-------- DATA EXTRACT --------

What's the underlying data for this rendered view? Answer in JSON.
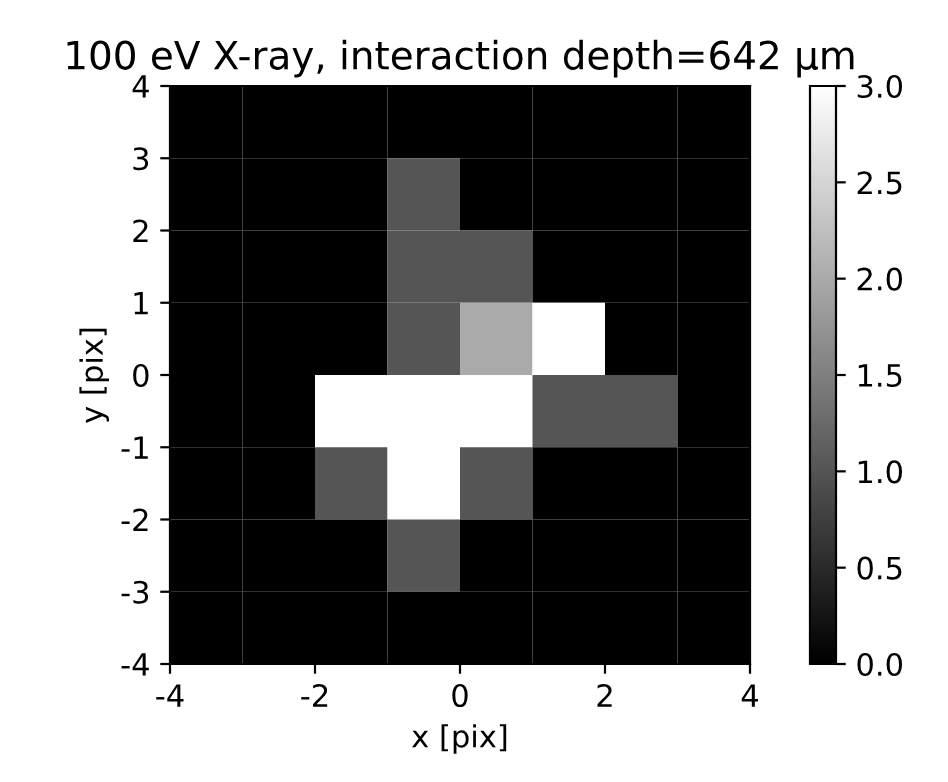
{
  "chart_data": {
    "type": "heatmap",
    "title": "100 eV X-ray, interaction depth=642 μm",
    "xlabel": "x [pix]",
    "ylabel": "y [pix]",
    "xlim": [
      -4,
      4
    ],
    "ylim": [
      -4,
      4
    ],
    "xticks": [
      -4,
      -2,
      0,
      2,
      4
    ],
    "yticks": [
      -4,
      -3,
      -2,
      -1,
      0,
      1,
      2,
      3,
      4
    ],
    "cells": [
      [
        0,
        0,
        0,
        0,
        0,
        0,
        0,
        0
      ],
      [
        0,
        0,
        0,
        1,
        0,
        0,
        0,
        0
      ],
      [
        0,
        0,
        0,
        1,
        1,
        0,
        0,
        0
      ],
      [
        0,
        0,
        0,
        1,
        2,
        3,
        0,
        0
      ],
      [
        0,
        0,
        3,
        3,
        3,
        1,
        1,
        0
      ],
      [
        0,
        0,
        1,
        3,
        1,
        0,
        0,
        0
      ],
      [
        0,
        0,
        0,
        1,
        0,
        0,
        0,
        0
      ],
      [
        0,
        0,
        0,
        0,
        0,
        0,
        0,
        0
      ]
    ],
    "clim": [
      0,
      3
    ],
    "cticks": [
      {
        "value": 0,
        "label": "0.0"
      },
      0.5,
      {
        "value": 1,
        "label": "1.0"
      },
      1.5,
      {
        "value": 2,
        "label": "2.0"
      },
      2.5,
      {
        "value": 3,
        "label": "3.0"
      }
    ],
    "grid": false
  }
}
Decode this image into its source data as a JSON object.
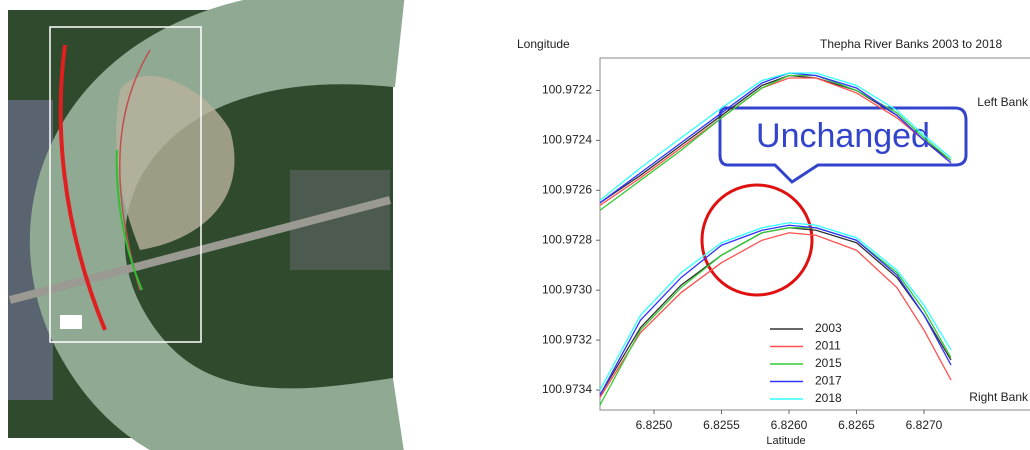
{
  "chart_data": {
    "type": "line",
    "title": "Thepha River Banks 2003 to 2018",
    "y_label": "Longitude",
    "x_label": "Latitude",
    "annotations": [
      "Left Bank",
      "Right Bank",
      "Unchanged"
    ],
    "x": [
      6.8246,
      6.8249,
      6.8252,
      6.8255,
      6.8258,
      6.826,
      6.8262,
      6.8265,
      6.8268,
      6.827,
      6.8272,
      null,
      6.8246,
      6.8249,
      6.8252,
      6.8255,
      6.8258,
      6.826,
      6.8262,
      6.8265,
      6.8268,
      6.827,
      6.8272
    ],
    "series": [
      {
        "name": "2003",
        "color": "#333333",
        "values": [
          100.97265,
          100.97254,
          100.97242,
          100.9723,
          100.97218,
          100.97214,
          100.97215,
          100.9722,
          100.9723,
          100.9724,
          100.97248,
          null,
          100.97342,
          100.97315,
          100.97298,
          100.97286,
          100.97277,
          100.97275,
          100.97276,
          100.97281,
          100.97295,
          100.9731,
          100.97328
        ]
      },
      {
        "name": "2011",
        "color": "#ff5050",
        "values": [
          100.97266,
          100.97255,
          100.97243,
          100.97231,
          100.97219,
          100.97215,
          100.97215,
          100.97221,
          100.97231,
          100.9724,
          100.97249,
          null,
          100.97343,
          100.97317,
          100.97301,
          100.97289,
          100.9728,
          100.97277,
          100.97278,
          100.97284,
          100.97299,
          100.97316,
          100.97336
        ]
      },
      {
        "name": "2015",
        "color": "#33cc33",
        "values": [
          100.97268,
          100.97256,
          100.97244,
          100.97231,
          100.97219,
          100.97214,
          100.97214,
          100.9722,
          100.97229,
          100.97239,
          100.97248,
          null,
          100.97346,
          100.97316,
          100.97299,
          100.97286,
          100.97277,
          100.97275,
          100.97275,
          100.9728,
          100.97293,
          100.97308,
          100.97327
        ]
      },
      {
        "name": "2017",
        "color": "#3333ff",
        "values": [
          100.97265,
          100.97253,
          100.97241,
          100.97229,
          100.97217,
          100.97213,
          100.97214,
          100.97219,
          100.9723,
          100.9724,
          100.97249,
          null,
          100.97342,
          100.97312,
          100.97295,
          100.97282,
          100.97276,
          100.97274,
          100.97275,
          100.9728,
          100.97294,
          100.9731,
          100.9733
        ]
      },
      {
        "name": "2018",
        "color": "#33ffff",
        "values": [
          100.97264,
          100.97251,
          100.97239,
          100.97227,
          100.97216,
          100.97213,
          100.97213,
          100.97218,
          100.97228,
          100.97238,
          100.97247,
          null,
          100.9734,
          100.9731,
          100.97293,
          100.97281,
          100.97275,
          100.97273,
          100.97274,
          100.97279,
          100.97292,
          100.97306,
          100.97324
        ]
      }
    ],
    "xlim": [
      6.8246,
      6.8273
    ],
    "ylim": [
      100.97348,
      100.97207
    ],
    "xticks": [
      {
        "value": 6.825,
        "label": "6.8250"
      },
      6.8255,
      {
        "value": 6.826,
        "label": "6.8260"
      },
      6.8265,
      {
        "value": 6.827,
        "label": "6.8270"
      }
    ],
    "yticks": [
      100.9722,
      100.9724,
      100.9726,
      100.9728,
      {
        "value": 100.973,
        "label": "100.9730"
      },
      100.9732,
      100.9734
    ]
  }
}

--------

Transcribe the whole listing exactly. Pictures stay out of your copy.

OUTPUT FOR THIS TASK ▸
What's the underlying data for this rendered view? Answer in JSON.
{
  "chart_data": {
    "type": "heatmap",
    "title": "100 eV X-ray, interaction depth=642 μm",
    "xlabel": "x [pix]",
    "ylabel": "y [pix]",
    "xlim": [
      -4,
      4
    ],
    "ylim": [
      -4,
      4
    ],
    "xticks": [
      -4,
      -2,
      0,
      2,
      4
    ],
    "yticks": [
      -4,
      -3,
      -2,
      -1,
      0,
      1,
      2,
      3,
      4
    ],
    "cells": [
      [
        0,
        0,
        0,
        0,
        0,
        0,
        0,
        0
      ],
      [
        0,
        0,
        0,
        1,
        0,
        0,
        0,
        0
      ],
      [
        0,
        0,
        0,
        1,
        1,
        0,
        0,
        0
      ],
      [
        0,
        0,
        0,
        1,
        2,
        3,
        0,
        0
      ],
      [
        0,
        0,
        3,
        3,
        3,
        1,
        1,
        0
      ],
      [
        0,
        0,
        1,
        3,
        1,
        0,
        0,
        0
      ],
      [
        0,
        0,
        0,
        1,
        0,
        0,
        0,
        0
      ],
      [
        0,
        0,
        0,
        0,
        0,
        0,
        0,
        0
      ]
    ],
    "clim": [
      0,
      3
    ],
    "cticks": [
      {
        "value": 0,
        "label": "0.0"
      },
      0.5,
      {
        "value": 1,
        "label": "1.0"
      },
      1.5,
      {
        "value": 2,
        "label": "2.0"
      },
      2.5,
      {
        "value": 3,
        "label": "3.0"
      }
    ],
    "grid": false
  }
}
Decode this image into its source data as a JSON object.
{
  "chart_data": {
    "type": "line",
    "title": "Thepha River Banks 2003 to 2018",
    "y_label": "Longitude",
    "x_label": "Latitude",
    "annotations": [
      "Left Bank",
      "Right Bank",
      "Unchanged"
    ],
    "x": [
      6.8246,
      6.8249,
      6.8252,
      6.8255,
      6.8258,
      6.826,
      6.8262,
      6.8265,
      6.8268,
      6.827,
      6.8272,
      null,
      6.8246,
      6.8249,
      6.8252,
      6.8255,
      6.8258,
      6.826,
      6.8262,
      6.8265,
      6.8268,
      6.827,
      6.8272
    ],
    "series": [
      {
        "name": "2003",
        "color": "#333333",
        "values": [
          100.97265,
          100.97254,
          100.97242,
          100.9723,
          100.97218,
          100.97214,
          100.97215,
          100.9722,
          100.9723,
          100.9724,
          100.97248,
          null,
          100.97342,
          100.97315,
          100.97298,
          100.97286,
          100.97277,
          100.97275,
          100.97276,
          100.97281,
          100.97295,
          100.9731,
          100.97328
        ]
      },
      {
        "name": "2011",
        "color": "#ff5050",
        "values": [
          100.97266,
          100.97255,
          100.97243,
          100.97231,
          100.97219,
          100.97215,
          100.97215,
          100.97221,
          100.97231,
          100.9724,
          100.97249,
          null,
          100.97343,
          100.97317,
          100.97301,
          100.97289,
          100.9728,
          100.97277,
          100.97278,
          100.97284,
          100.97299,
          100.97316,
          100.97336
        ]
      },
      {
        "name": "2015",
        "color": "#33cc33",
        "values": [
          100.97268,
          100.97256,
          100.97244,
          100.97231,
          100.97219,
          100.97214,
          100.97214,
          100.9722,
          100.97229,
          100.97239,
          100.97248,
          null,
          100.97346,
          100.97316,
          100.97299,
          100.97286,
          100.97277,
          100.97275,
          100.97275,
          100.9728,
          100.97293,
          100.97308,
          100.97327
        ]
      },
      {
        "name": "2017",
        "color": "#3333ff",
        "values": [
          100.97265,
          100.97253,
          100.97241,
          100.97229,
          100.97217,
          100.97213,
          100.97214,
          100.97219,
          100.9723,
          100.9724,
          100.97249,
          null,
          100.97342,
          100.97312,
          100.97295,
          100.97282,
          100.97276,
          100.97274,
          100.97275,
          100.9728,
          100.97294,
          100.9731,
          100.9733
        ]
      },
      {
        "name": "2018",
        "color": "#33ffff",
        "values": [
          100.97264,
          100.97251,
          100.97239,
          100.97227,
          100.97216,
          100.97213,
          100.97213,
          100.97218,
          100.97228,
          100.97238,
          100.97247,
          null,
          100.9734,
          100.9731,
          100.97293,
          100.97281,
          100.97275,
          100.97273,
          100.97274,
          100.97279,
          100.97292,
          100.97306,
          100.97324
        ]
      }
    ],
    "xlim": [
      6.8246,
      6.8273
    ],
    "ylim": [
      100.97348,
      100.97207
    ],
    "xticks": [
      {
        "value": 6.825,
        "label": "6.8250"
      },
      6.8255,
      {
        "value": 6.826,
        "label": "6.8260"
      },
      6.8265,
      {
        "value": 6.827,
        "label": "6.8270"
      }
    ],
    "yticks": [
      100.9722,
      100.9724,
      100.9726,
      100.9728,
      {
        "value": 100.973,
        "label": "100.9730"
      },
      100.9732,
      100.9734
    ]
  }
}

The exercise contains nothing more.